> YOUR OBJECTIVE
Reproduce every line of the items below word for word.

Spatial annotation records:
------------------------------------
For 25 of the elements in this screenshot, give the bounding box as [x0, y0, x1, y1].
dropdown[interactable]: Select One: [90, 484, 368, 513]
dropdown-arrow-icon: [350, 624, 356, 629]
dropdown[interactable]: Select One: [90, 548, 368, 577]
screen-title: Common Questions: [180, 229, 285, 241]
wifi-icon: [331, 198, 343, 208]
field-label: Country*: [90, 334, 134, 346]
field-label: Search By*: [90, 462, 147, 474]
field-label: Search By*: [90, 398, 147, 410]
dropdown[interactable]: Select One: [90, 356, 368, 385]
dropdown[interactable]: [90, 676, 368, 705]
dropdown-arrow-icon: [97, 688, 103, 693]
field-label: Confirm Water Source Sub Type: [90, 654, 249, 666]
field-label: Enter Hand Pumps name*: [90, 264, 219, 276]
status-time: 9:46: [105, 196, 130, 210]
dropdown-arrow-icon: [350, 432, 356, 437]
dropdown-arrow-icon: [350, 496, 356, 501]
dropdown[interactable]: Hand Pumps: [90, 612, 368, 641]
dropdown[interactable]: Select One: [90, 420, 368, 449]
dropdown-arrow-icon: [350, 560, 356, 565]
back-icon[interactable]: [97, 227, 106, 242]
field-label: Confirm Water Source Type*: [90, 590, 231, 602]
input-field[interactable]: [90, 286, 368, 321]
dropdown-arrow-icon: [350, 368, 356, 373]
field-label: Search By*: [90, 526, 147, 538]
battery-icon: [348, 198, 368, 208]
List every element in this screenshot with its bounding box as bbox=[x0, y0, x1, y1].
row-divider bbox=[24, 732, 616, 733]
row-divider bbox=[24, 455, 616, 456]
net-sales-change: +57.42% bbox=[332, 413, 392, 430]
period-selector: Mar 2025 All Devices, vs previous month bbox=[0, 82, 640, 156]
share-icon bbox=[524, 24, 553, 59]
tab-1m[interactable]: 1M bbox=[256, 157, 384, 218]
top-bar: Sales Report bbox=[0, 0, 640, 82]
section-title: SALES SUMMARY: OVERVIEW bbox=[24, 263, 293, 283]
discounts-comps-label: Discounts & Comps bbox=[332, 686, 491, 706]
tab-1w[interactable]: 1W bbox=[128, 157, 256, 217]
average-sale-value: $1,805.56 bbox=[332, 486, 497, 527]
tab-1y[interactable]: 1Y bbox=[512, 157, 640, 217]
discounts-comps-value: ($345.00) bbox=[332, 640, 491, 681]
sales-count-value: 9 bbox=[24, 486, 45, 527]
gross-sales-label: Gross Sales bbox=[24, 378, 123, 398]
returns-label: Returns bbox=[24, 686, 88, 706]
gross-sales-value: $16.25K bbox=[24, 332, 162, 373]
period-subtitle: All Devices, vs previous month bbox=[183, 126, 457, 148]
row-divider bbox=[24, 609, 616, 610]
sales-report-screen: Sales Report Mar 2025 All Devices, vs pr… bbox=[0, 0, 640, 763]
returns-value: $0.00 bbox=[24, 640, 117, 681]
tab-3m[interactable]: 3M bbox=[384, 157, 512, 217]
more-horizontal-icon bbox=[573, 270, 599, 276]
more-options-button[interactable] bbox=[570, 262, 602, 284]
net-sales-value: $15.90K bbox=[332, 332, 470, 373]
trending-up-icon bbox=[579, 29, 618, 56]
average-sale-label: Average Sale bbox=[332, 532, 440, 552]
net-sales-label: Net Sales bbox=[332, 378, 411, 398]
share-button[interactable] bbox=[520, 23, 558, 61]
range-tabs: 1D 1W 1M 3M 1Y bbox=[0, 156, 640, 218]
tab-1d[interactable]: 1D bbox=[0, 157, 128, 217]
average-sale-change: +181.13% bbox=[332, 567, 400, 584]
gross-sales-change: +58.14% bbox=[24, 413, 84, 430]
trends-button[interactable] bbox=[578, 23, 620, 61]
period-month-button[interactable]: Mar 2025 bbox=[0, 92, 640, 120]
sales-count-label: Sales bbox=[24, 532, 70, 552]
------------------------------------
> WRITTEN ANSWER
For 25 of the elements in this screenshot, give the bounding box as [x0, y0, x1, y1].
dropdown[interactable]: Select One: [90, 484, 368, 513]
dropdown-arrow-icon: [350, 624, 356, 629]
dropdown[interactable]: Select One: [90, 548, 368, 577]
screen-title: Common Questions: [180, 229, 285, 241]
wifi-icon: [331, 198, 343, 208]
field-label: Country*: [90, 334, 134, 346]
field-label: Search By*: [90, 462, 147, 474]
field-label: Search By*: [90, 398, 147, 410]
dropdown[interactable]: Select One: [90, 356, 368, 385]
dropdown[interactable]: [90, 676, 368, 705]
dropdown-arrow-icon: [97, 688, 103, 693]
field-label: Confirm Water Source Sub Type: [90, 654, 249, 666]
field-label: Enter Hand Pumps name*: [90, 264, 219, 276]
status-time: 9:46: [105, 196, 130, 210]
dropdown-arrow-icon: [350, 432, 356, 437]
dropdown-arrow-icon: [350, 496, 356, 501]
dropdown[interactable]: Hand Pumps: [90, 612, 368, 641]
dropdown[interactable]: Select One: [90, 420, 368, 449]
dropdown-arrow-icon: [350, 560, 356, 565]
back-icon[interactable]: [97, 227, 106, 242]
field-label: Confirm Water Source Type*: [90, 590, 231, 602]
input-field[interactable]: [90, 286, 368, 321]
dropdown-arrow-icon: [350, 368, 356, 373]
field-label: Search By*: [90, 526, 147, 538]
battery-icon: [348, 198, 368, 208]
List every element in this screenshot with its bounding box as bbox=[x0, y0, x1, y1].
row-divider bbox=[24, 732, 616, 733]
row-divider bbox=[24, 455, 616, 456]
net-sales-change: +57.42% bbox=[332, 413, 392, 430]
period-selector: Mar 2025 All Devices, vs previous month bbox=[0, 82, 640, 156]
share-icon bbox=[524, 24, 553, 59]
tab-1m[interactable]: 1M bbox=[256, 157, 384, 218]
top-bar: Sales Report bbox=[0, 0, 640, 82]
section-title: SALES SUMMARY: OVERVIEW bbox=[24, 263, 293, 283]
discounts-comps-label: Discounts & Comps bbox=[332, 686, 491, 706]
tab-1w[interactable]: 1W bbox=[128, 157, 256, 217]
average-sale-value: $1,805.56 bbox=[332, 486, 497, 527]
tab-1y[interactable]: 1Y bbox=[512, 157, 640, 217]
discounts-comps-value: ($345.00) bbox=[332, 640, 491, 681]
sales-count-value: 9 bbox=[24, 486, 45, 527]
gross-sales-label: Gross Sales bbox=[24, 378, 123, 398]
returns-label: Returns bbox=[24, 686, 88, 706]
gross-sales-value: $16.25K bbox=[24, 332, 162, 373]
period-subtitle: All Devices, vs previous month bbox=[183, 126, 457, 148]
row-divider bbox=[24, 609, 616, 610]
sales-report-screen: Sales Report Mar 2025 All Devices, vs pr… bbox=[0, 0, 640, 763]
returns-value: $0.00 bbox=[24, 640, 117, 681]
tab-3m[interactable]: 3M bbox=[384, 157, 512, 217]
more-horizontal-icon bbox=[573, 270, 599, 276]
more-options-button[interactable] bbox=[570, 262, 602, 284]
net-sales-value: $15.90K bbox=[332, 332, 470, 373]
trending-up-icon bbox=[579, 29, 618, 56]
average-sale-label: Average Sale bbox=[332, 532, 440, 552]
net-sales-label: Net Sales bbox=[332, 378, 411, 398]
share-button[interactable] bbox=[520, 23, 558, 61]
range-tabs: 1D 1W 1M 3M 1Y bbox=[0, 156, 640, 218]
tab-1d[interactable]: 1D bbox=[0, 157, 128, 217]
average-sale-change: +181.13% bbox=[332, 567, 400, 584]
gross-sales-change: +58.14% bbox=[24, 413, 84, 430]
trends-button[interactable] bbox=[578, 23, 620, 61]
period-month-button[interactable]: Mar 2025 bbox=[0, 92, 640, 120]
sales-count-label: Sales bbox=[24, 532, 70, 552]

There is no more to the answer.